> THE EXERCISE: Pull out every line below that holds the word "series".

> RECORDS FOR THE EXERCISE:

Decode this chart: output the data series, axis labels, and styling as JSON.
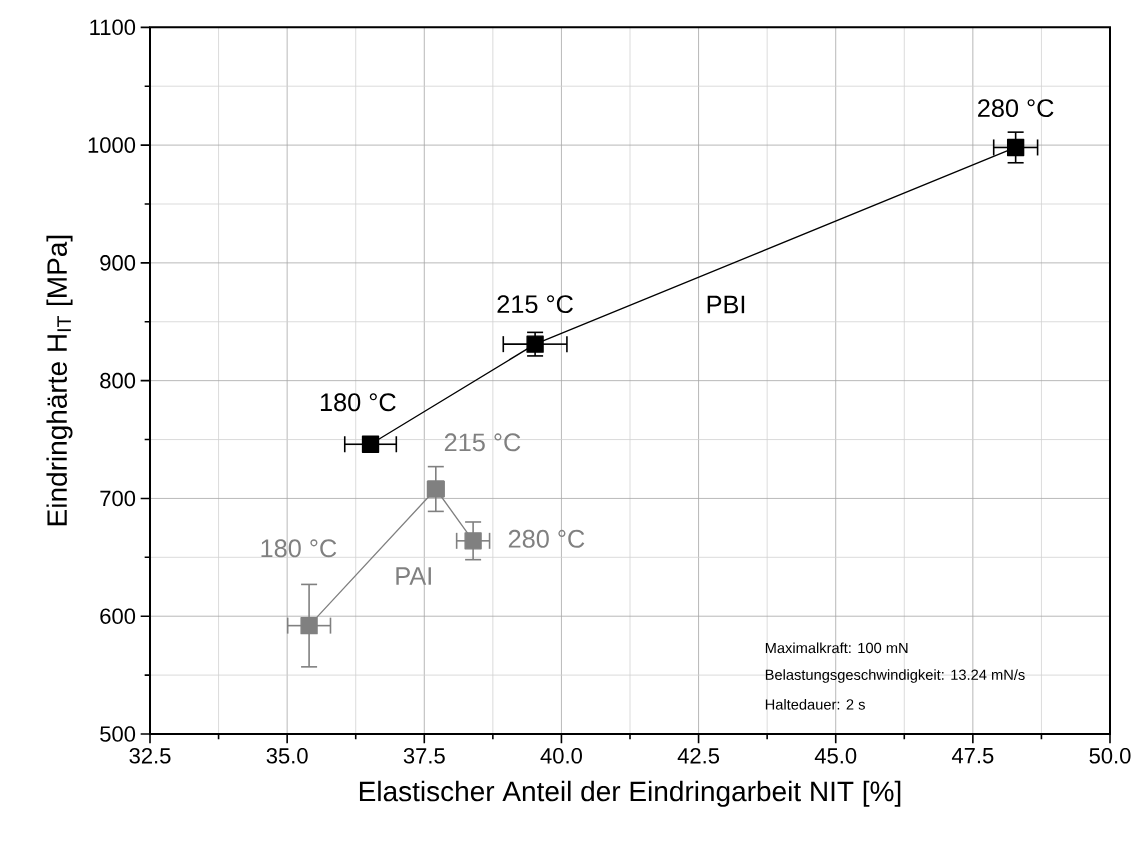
{
  "chart_data": {
    "type": "line",
    "xlabel": "Elastischer Anteil der Eindringarbeit NIT [%]",
    "ylabel": "Eindringhärte H$_{IT}$ [MPa]",
    "xlim": [
      32.5,
      50.0
    ],
    "ylim": [
      500,
      1100
    ],
    "xticks": [
      {
        "value": 32.5,
        "label": "32.5"
      },
      {
        "value": 35.0,
        "label": "35.0"
      },
      {
        "value": 37.5,
        "label": "37.5"
      },
      {
        "value": 40.0,
        "label": "40.0"
      },
      {
        "value": 42.5,
        "label": "42.5"
      },
      {
        "value": 45.0,
        "label": "45.0"
      },
      {
        "value": 47.5,
        "label": "47.5"
      },
      {
        "value": 50.0,
        "label": "50.0"
      }
    ],
    "yticks": [
      500,
      600,
      700,
      800,
      900,
      1000,
      1100
    ],
    "grid": true,
    "marker": "square",
    "line_style": "solid",
    "series": [
      {
        "name": "PBI",
        "color": "#000000",
        "x": [
          36.52,
          39.52,
          48.28
        ],
        "values": [
          746,
          831,
          998
        ],
        "errors": [
          null,
          10,
          13
        ],
        "xerrors": [
          0.47,
          0.58,
          0.4
        ]
      },
      {
        "name": "PAI",
        "color": "#808080",
        "x": [
          35.4,
          37.71,
          38.39
        ],
        "values": [
          592,
          708,
          664
        ],
        "errors": [
          35,
          19,
          16
        ],
        "xerrors": [
          0.39,
          0.15,
          0.3
        ]
      }
    ],
    "annotations": [
      {
        "text": "180 °C",
        "x": 36.52,
        "y": 746
      },
      {
        "text": "215 °C",
        "x": 39.52,
        "y": 831
      },
      {
        "text": "280 °C",
        "x": 48.28,
        "y": 998
      },
      {
        "text": "180 °C",
        "x": 35.4,
        "y": 592
      },
      {
        "text": "215 °C",
        "x": 37.71,
        "y": 708
      },
      {
        "text": "280 °C",
        "x": 38.39,
        "y": 664
      },
      "Maximalkraft: 100 mN",
      "Belastungsgeschwindigkeit: 13.24 mN/s",
      "Haltedauer: 2 s"
    ]
  }
}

> ANSWER TO THIS EXERCISE:
Decode this chart: output the data series, axis labels, and styling as JSON.
    "series": [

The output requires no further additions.